== INPUT ROWS ==

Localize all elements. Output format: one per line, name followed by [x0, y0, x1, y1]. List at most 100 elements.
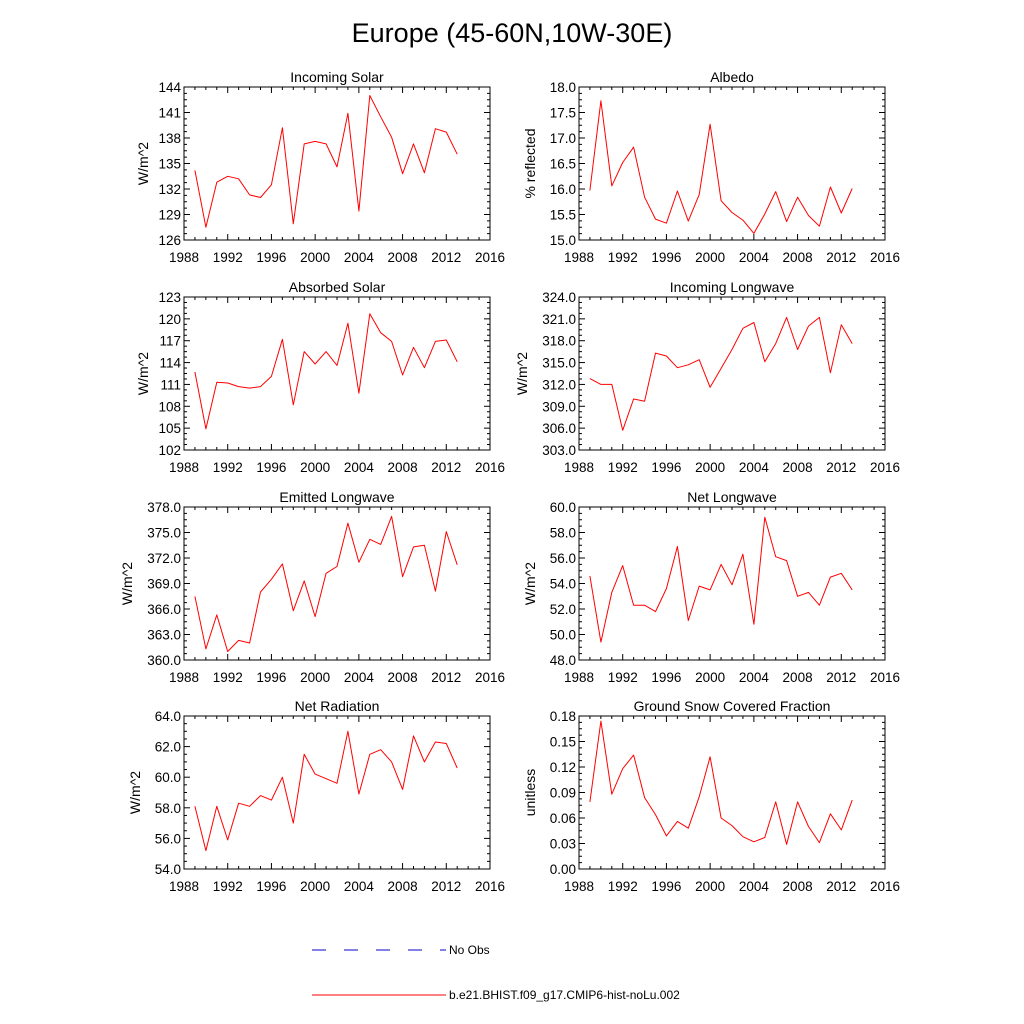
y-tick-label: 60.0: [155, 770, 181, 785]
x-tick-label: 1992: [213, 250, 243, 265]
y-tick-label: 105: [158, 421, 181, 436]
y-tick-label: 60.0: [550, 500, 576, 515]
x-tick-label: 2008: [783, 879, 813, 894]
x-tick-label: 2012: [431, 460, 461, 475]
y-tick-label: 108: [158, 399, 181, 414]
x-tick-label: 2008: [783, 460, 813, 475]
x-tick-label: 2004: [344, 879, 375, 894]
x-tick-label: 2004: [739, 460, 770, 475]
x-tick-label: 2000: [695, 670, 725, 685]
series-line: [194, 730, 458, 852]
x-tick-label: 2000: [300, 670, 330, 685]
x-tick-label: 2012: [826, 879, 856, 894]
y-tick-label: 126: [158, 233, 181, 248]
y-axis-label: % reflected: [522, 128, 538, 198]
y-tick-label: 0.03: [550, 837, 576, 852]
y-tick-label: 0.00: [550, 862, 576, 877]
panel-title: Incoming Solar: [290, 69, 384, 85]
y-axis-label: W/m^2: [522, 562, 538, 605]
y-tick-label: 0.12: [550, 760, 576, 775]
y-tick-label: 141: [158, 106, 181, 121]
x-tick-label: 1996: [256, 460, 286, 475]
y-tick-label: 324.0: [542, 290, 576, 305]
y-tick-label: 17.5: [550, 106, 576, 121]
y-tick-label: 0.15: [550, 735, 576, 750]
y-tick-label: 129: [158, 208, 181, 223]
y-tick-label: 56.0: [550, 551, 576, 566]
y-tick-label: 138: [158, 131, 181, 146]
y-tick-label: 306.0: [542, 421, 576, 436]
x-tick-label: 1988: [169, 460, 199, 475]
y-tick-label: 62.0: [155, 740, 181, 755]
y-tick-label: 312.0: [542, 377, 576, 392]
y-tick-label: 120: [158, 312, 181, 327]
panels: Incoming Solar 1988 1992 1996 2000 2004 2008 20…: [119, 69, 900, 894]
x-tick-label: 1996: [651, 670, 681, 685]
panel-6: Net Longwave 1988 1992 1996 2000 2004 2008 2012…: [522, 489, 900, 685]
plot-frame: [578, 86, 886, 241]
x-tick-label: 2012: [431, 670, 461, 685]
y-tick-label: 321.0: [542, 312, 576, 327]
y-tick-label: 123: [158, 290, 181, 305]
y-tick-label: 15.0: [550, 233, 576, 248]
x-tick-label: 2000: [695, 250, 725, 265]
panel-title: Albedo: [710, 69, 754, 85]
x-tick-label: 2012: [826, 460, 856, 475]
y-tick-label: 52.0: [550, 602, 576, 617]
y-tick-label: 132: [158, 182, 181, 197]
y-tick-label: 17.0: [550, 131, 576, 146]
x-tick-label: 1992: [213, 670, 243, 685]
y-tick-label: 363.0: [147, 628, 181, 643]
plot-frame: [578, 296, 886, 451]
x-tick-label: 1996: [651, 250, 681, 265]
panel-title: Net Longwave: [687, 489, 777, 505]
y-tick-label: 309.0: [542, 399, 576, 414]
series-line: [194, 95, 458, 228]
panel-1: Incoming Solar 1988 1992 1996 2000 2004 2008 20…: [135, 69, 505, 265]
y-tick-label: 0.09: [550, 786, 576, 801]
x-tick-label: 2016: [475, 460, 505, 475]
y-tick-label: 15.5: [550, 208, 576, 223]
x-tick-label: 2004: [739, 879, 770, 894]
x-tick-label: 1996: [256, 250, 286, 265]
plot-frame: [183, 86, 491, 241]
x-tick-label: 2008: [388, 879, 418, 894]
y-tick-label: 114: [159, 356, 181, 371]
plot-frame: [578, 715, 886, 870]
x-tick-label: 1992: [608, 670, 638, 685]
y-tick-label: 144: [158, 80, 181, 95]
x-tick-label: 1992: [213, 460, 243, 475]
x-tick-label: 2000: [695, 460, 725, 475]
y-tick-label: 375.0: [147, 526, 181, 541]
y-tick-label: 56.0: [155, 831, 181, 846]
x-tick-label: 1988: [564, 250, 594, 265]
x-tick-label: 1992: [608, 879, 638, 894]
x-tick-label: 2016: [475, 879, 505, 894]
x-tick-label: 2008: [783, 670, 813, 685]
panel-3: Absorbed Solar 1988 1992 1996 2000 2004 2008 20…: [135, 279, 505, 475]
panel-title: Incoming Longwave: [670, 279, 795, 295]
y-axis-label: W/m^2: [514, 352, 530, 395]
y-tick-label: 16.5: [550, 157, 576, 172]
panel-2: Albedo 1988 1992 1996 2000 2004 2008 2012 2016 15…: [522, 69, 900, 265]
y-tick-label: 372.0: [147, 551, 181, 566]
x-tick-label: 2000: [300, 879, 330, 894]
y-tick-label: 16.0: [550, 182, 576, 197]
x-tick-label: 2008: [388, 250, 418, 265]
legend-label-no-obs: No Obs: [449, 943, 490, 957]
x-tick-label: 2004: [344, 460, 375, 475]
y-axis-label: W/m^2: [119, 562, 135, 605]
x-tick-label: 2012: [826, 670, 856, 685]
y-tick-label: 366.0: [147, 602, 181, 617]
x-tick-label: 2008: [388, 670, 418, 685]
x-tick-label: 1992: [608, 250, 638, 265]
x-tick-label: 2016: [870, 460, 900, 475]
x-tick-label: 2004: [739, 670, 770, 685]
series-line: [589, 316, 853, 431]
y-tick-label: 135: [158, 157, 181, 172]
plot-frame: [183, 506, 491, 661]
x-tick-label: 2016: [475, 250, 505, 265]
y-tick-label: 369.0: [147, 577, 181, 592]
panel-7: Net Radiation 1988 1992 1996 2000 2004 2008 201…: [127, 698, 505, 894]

===
== INPUT ROWS ==

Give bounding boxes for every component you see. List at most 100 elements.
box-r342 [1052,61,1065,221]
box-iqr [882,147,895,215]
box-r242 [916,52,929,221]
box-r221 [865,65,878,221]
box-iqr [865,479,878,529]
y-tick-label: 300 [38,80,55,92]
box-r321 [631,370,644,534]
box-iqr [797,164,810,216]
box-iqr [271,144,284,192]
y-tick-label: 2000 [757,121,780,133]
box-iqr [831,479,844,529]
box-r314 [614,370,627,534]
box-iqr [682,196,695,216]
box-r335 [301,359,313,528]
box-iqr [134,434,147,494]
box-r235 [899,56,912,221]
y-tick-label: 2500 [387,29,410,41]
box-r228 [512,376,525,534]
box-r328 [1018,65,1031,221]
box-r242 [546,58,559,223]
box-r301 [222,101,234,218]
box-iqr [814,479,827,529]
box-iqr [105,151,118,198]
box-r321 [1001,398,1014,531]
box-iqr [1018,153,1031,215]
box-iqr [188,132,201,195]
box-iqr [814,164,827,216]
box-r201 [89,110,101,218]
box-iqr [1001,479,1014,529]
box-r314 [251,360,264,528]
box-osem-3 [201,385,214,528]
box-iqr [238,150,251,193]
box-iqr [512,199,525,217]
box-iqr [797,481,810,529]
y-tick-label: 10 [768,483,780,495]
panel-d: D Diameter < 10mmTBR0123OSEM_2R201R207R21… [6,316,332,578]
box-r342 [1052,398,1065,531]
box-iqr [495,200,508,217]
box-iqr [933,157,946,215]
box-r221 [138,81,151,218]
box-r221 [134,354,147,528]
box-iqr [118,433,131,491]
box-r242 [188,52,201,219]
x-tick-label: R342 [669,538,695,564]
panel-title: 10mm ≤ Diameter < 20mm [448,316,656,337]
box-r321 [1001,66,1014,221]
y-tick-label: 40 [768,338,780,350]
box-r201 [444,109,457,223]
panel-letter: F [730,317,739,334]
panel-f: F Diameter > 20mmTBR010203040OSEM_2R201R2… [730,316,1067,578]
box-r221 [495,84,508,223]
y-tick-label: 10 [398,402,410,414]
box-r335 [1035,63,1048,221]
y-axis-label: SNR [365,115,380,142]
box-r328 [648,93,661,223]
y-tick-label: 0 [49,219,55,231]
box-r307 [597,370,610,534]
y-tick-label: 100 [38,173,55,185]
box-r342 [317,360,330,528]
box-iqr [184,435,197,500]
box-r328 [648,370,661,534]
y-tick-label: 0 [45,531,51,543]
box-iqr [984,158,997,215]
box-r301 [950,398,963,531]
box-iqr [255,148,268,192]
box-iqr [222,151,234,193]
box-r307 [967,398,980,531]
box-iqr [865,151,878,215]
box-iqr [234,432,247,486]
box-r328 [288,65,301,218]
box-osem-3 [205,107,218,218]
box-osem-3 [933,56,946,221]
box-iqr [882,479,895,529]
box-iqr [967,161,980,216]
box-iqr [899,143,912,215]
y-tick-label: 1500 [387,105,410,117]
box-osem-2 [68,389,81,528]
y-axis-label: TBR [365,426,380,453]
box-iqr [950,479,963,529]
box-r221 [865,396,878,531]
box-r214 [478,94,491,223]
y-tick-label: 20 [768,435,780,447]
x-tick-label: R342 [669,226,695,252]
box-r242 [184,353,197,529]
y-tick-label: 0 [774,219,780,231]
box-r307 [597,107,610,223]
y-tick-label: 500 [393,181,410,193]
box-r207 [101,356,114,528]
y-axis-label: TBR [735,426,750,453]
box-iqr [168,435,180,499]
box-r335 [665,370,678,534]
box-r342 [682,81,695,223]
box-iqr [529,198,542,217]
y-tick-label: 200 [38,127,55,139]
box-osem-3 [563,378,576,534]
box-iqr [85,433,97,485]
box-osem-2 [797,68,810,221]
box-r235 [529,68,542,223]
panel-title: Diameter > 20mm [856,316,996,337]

===

* **DIRECTIONS FOR THIS TASK**
Please copy out the lines of the records above, beginning with the line that contains "y-tick-label: 60.0: [155, 770, 181, 785]" and ending after the line that contains "x-tick-label: 2012: [431, 460, 461, 475]", character for character.

* **EXERCISE SOLUTION**
y-tick-label: 60.0: [155, 770, 181, 785]
x-tick-label: 1992: [213, 250, 243, 265]
y-tick-label: 105: [158, 421, 181, 436]
y-tick-label: 60.0: [550, 500, 576, 515]
x-tick-label: 2008: [783, 879, 813, 894]
x-tick-label: 2012: [431, 460, 461, 475]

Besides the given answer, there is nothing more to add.